## START GIVEN ENTRIES

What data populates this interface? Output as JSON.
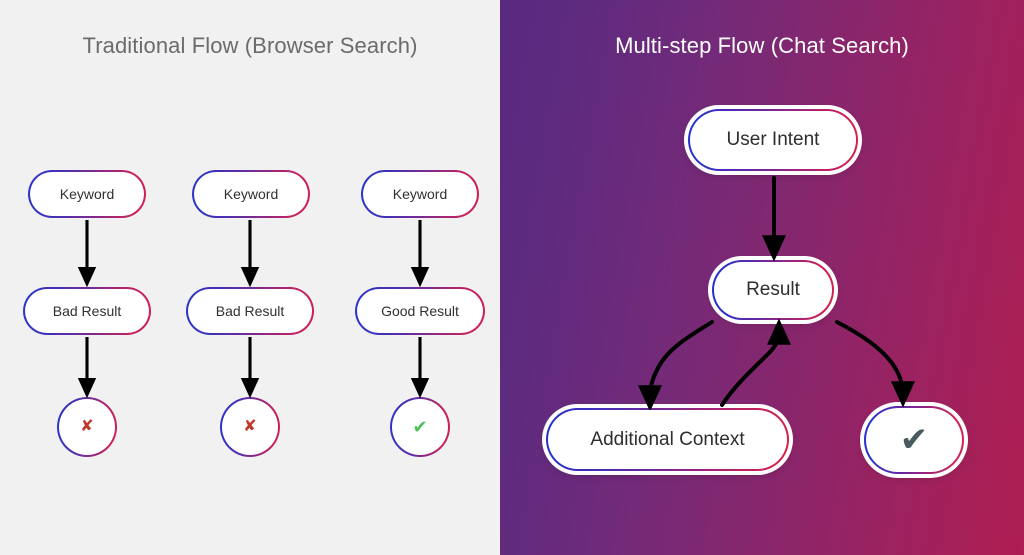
{
  "left_panel": {
    "title": "Traditional Flow (Browser Search)",
    "background_color": "#f1f1f1",
    "title_color": "#6b6b6b",
    "columns": [
      {
        "keyword": "Keyword",
        "result": "Bad Result",
        "outcome_icon": "cross-icon",
        "outcome_glyph": "✘",
        "outcome_color": "#c0392b"
      },
      {
        "keyword": "Keyword",
        "result": "Bad Result",
        "outcome_icon": "cross-icon",
        "outcome_glyph": "✘",
        "outcome_color": "#c0392b"
      },
      {
        "keyword": "Keyword",
        "result": "Good Result",
        "outcome_icon": "check-icon",
        "outcome_glyph": "✔",
        "outcome_color": "#4cc25a"
      }
    ]
  },
  "right_panel": {
    "title": "Multi-step Flow (Chat Search)",
    "title_color": "#ffffff",
    "gradient_start": "#5a2a80",
    "gradient_end": "#ad1e52",
    "nodes": {
      "user_intent": "User Intent",
      "result": "Result",
      "additional_context": "Additional Context",
      "success_icon": "check-icon",
      "success_glyph": "✔",
      "success_color": "#4a5b60"
    }
  },
  "node_style": {
    "border_gradient_start": "#2b35c7",
    "border_gradient_end": "#cf2050",
    "fill": "#ffffff",
    "text_color": "#2f2f2f"
  },
  "arrows": {
    "color": "#000000",
    "count_left": 6,
    "count_right": 4
  }
}
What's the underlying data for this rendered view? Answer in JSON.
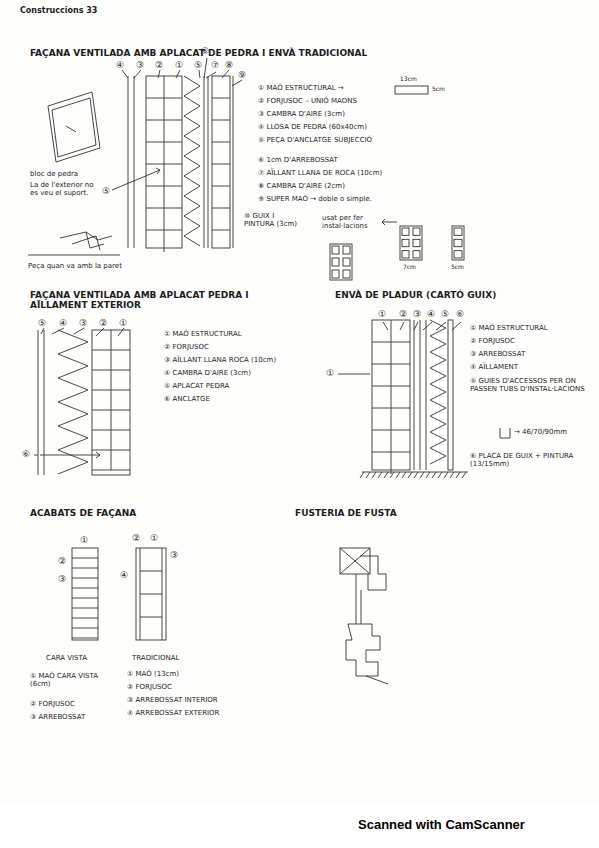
{
  "diagram": {
    "labels": [
      "Construccions 33",
      "FAÇANA VENTILADA AMB APLACAT DE PEDRA I ENVÀ TRADICIONAL",
      "④",
      "③",
      "②",
      "⑥",
      "①",
      "⑤",
      "⑦",
      "⑧",
      "⑨",
      "⑤",
      "bloc de pedra",
      "La de l'exterior no es veu el suport.",
      "Peça quan va amb la paret",
      "① MAÓ ESTRUCTURAL →",
      "13cm",
      "5cm",
      "② FORJUSOC – UNIÓ MAONS",
      "③ CAMBRA D'AIRE (3cm)",
      "④ LLOSA DE PEDRA (60x40cm)",
      "⑤ PEÇA D'ANCLATGE SUBJECCIÓ",
      "⑥ 1cm D'ARREBOSSAT",
      "⑦ AÏLLANT LLANA DE ROCA (10cm)",
      "⑧ CAMBRA D'AIRE (2cm)",
      "⑨ SUPER MAÓ → doble o simple.",
      "⑩ GUIX I PINTURA (3cm)",
      "usat per fer instal·lacions",
      "7cm",
      "5cm",
      "FAÇANA VENTILADA AMB APLACAT PEDRA I AÏLLAMENT EXTERIOR",
      "⑤",
      "④",
      "③",
      "②",
      "①",
      "⑥",
      "① MAÓ ESTRUCTURAL",
      "② FORJUSOC",
      "③ AÏLLANT LLANA ROCA (10cm)",
      "④ CAMBRA D'AIRE (3cm)",
      "⑤ APLACAT PEDRA",
      "⑥ ANCLATGE",
      "ENVÀ DE PLADUR (CARTÓ GUIX)",
      "①",
      "②",
      "③",
      "④",
      "⑤",
      "⑥",
      "①",
      "① MAÓ ESTRUCTURAL",
      "② FORJUSOC",
      "③ ARREBOSSAT",
      "④ AÏLLAMENT",
      "⑤ GUIES D'ACCESSOS PER ON PASSEN TUBS D'INSTAL·LACIONS",
      "→ 46/70/90mm",
      "⑥ PLACA DE GUIX + PINTURA (13/15mm)",
      "ACABATS DE FAÇANA",
      "①",
      "②",
      "③",
      "②",
      "①",
      "③",
      "④",
      "CARA VISTA",
      "TRADICIONAL",
      "① MAÓ CARA VISTA (6cm)",
      "② FORJUSOC",
      "③ ARREBOSSAT",
      "① MAÓ (13cm)",
      "② FORJUSOC",
      "③ ARREBOSSAT INTERIOR",
      "④ ARREBOSSAT EXTERIOR",
      "FUSTERIA DE FUSTA",
      "Scanned with CamScanner"
    ]
  }
}
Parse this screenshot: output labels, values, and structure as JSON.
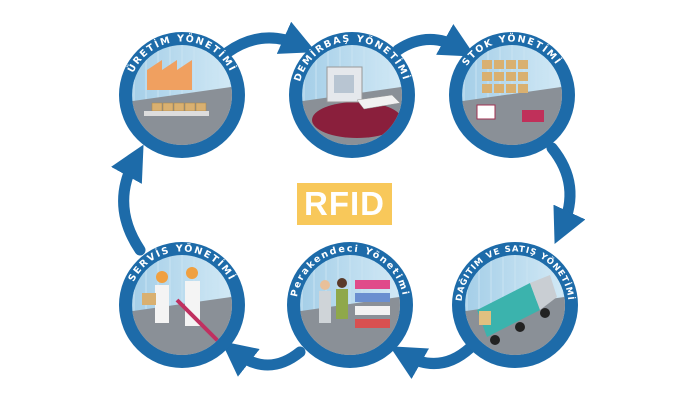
{
  "center_label": "RFID",
  "colors": {
    "ring": "#1d6ba9",
    "arrow": "#1d6ba9",
    "badge": "#f8c85a",
    "sky": "#b9dcef",
    "floor": "#8a9097"
  },
  "nodes": [
    {
      "label": "ÜRETİM YÖNETİMİ",
      "icon": "factory-icon"
    },
    {
      "label": "DEMİRBAŞ YÖNETİMİ",
      "icon": "computer-icon"
    },
    {
      "label": "STOK YÖNETİMİ",
      "icon": "warehouse-shelves-icon"
    },
    {
      "label": "DAĞITIM VE SATIŞ YÖNETİMİ",
      "icon": "truck-icon"
    },
    {
      "label": "Perakendeci Yönetimi",
      "icon": "retail-shelf-icon"
    },
    {
      "label": "SERVİS YÖNETİMİ",
      "icon": "service-workers-icon"
    }
  ],
  "flow": "clockwise"
}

## END GIVEN ENTRIES

THE EXERCISE → Look over the listing above. Pick out and copy every line that includes "labels".

RESULT OF THIS EXERCISE →
    "labels": [
Parse this screenshot: output labels, values, and structure as JSON.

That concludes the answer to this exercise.